Working data:
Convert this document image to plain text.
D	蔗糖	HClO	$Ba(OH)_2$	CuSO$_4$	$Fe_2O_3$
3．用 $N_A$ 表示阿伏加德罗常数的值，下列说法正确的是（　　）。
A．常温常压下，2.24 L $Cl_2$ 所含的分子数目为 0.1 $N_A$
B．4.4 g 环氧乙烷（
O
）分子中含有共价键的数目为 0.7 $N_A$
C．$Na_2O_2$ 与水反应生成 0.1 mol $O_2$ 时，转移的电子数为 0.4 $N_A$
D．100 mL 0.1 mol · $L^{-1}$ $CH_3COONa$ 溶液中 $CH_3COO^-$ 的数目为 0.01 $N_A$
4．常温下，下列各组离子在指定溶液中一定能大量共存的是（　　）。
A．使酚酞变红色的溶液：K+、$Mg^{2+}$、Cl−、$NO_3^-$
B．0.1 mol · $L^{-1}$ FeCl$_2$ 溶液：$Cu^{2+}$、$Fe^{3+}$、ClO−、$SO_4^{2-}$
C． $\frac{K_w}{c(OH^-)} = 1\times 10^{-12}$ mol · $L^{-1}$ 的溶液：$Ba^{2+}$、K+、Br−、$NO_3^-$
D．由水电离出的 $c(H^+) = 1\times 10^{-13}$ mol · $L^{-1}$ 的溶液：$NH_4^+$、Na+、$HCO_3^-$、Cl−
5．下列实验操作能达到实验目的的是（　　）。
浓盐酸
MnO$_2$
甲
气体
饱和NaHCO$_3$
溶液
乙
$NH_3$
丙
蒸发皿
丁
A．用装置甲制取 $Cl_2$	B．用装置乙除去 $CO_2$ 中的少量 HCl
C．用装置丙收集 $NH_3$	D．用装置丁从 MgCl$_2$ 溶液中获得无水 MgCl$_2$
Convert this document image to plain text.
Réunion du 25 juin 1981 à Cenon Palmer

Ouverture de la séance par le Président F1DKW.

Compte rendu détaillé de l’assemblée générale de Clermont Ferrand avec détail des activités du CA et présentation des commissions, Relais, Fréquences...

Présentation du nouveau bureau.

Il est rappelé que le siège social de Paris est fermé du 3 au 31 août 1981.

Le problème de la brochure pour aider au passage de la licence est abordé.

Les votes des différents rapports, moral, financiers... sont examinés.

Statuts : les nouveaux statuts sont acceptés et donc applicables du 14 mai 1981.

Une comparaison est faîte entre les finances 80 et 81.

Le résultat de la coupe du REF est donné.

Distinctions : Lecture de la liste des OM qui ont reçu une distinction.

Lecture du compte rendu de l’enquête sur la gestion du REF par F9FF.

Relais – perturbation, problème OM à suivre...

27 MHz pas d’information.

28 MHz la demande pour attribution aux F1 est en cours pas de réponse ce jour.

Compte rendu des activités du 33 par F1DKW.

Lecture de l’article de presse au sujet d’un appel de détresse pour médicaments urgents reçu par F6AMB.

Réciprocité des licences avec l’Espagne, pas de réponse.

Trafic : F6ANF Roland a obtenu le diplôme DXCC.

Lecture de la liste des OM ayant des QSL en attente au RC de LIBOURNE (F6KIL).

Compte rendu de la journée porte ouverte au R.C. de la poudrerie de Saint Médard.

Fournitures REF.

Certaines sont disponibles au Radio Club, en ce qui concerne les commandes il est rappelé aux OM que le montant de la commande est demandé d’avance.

What to produce: Please reproduce each record precisely as written.

Solution for this task:
Convert this document image to plain text.
D	蔗糖	HClO	$Ba(OH)_2$	CuSO$_4$	$Fe_2O_3$
3．用 $N_A$ 表示阿伏加德罗常数的值，下列说法正确的是（　　）。
A．常温常压下，2.24 L $Cl_2$ 所含的分子数目为 0.1 $N_A$
B．4.4 g 环氧乙烷（
O
）分子中含有共价键的数目为 0.7 $N_A$
C．$Na_2O_2$ 与水反应生成 0.1 mol $O_2$ 时，转移的电子数为 0.4 $N_A$
D．100 mL 0.1 mol · $L^{-1}$ $CH_3COONa$ 溶液中 $CH_3COO^-$ 的数目为 0.01 $N_A$
4．常温下，下列各组离子在指定溶液中一定能大量共存的是（　　）。
A．使酚酞变红色的溶液：K+、$Mg^{2+}$、Cl−、$NO_3^-$
B．0.1 mol · $L^{-1}$ FeCl$_2$ 溶液：$Cu^{2+}$、$Fe^{3+}$、ClO−、$SO_4^{2-}$
C． $\frac{K_w}{c(OH^-)} = 1\times 10^{-12}$ mol · $L^{-1}$ 的溶液：$Ba^{2+}$、K+、Br−、$NO_3^-$
D．由水电离出的 $c(H^+) = 1\times 10^{-13}$ mol · $L^{-1}$ 的溶液：$NH_4^+$、Na+、$HCO_3^-$、Cl−
5．下列实验操作能达到实验目的的是（　　）。
浓盐酸
MnO$_2$
甲
气体
饱和NaHCO$_3$
溶液
乙
$NH_3$
丙
蒸发皿
丁
A．用装置甲制取 $Cl_2$	B．用装置乙除去 $CO_2$ 中的少量 HCl
C．用装置丙收集 $NH_3$	D．用装置丁从 MgCl$_2$ 溶液中获得无水 MgCl$_2$
Convert this document image to plain text.
Réunion du 25 juin 1981 à Cenon Palmer

Ouverture de la séance par le Président F1DKW.

Compte rendu détaillé de l’assemblée générale de Clermont Ferrand avec détail des activités du CA et présentation des commissions, Relais, Fréquences...

Présentation du nouveau bureau.

Il est rappelé que le siège social de Paris est fermé du 3 au 31 août 1981.

Le problème de la brochure pour aider au passage de la licence est abordé.

Les votes des différents rapports, moral, financiers... sont examinés.

Statuts : les nouveaux statuts sont acceptés et donc applicables du 14 mai 1981.

Une comparaison est faîte entre les finances 80 et 81.

Le résultat de la coupe du REF est donné.

Distinctions : Lecture de la liste des OM qui ont reçu une distinction.

Lecture du compte rendu de l’enquête sur la gestion du REF par F9FF.

Relais – perturbation, problème OM à suivre...

27 MHz pas d’information.

28 MHz la demande pour attribution aux F1 est en cours pas de réponse ce jour.

Compte rendu des activités du 33 par F1DKW.

Lecture de l’article de presse au sujet d’un appel de détresse pour médicaments urgents reçu par F6AMB.

Réciprocité des licences avec l’Espagne, pas de réponse.

Trafic : F6ANF Roland a obtenu le diplôme DXCC.

Lecture de la liste des OM ayant des QSL en attente au RC de LIBOURNE (F6KIL).

Compte rendu de la journée porte ouverte au R.C. de la poudrerie de Saint Médard.

Fournitures REF.

Certaines sont disponibles au Radio Club, en ce qui concerne les commandes il est rappelé aux OM que le montant de la commande est demandé d’avance.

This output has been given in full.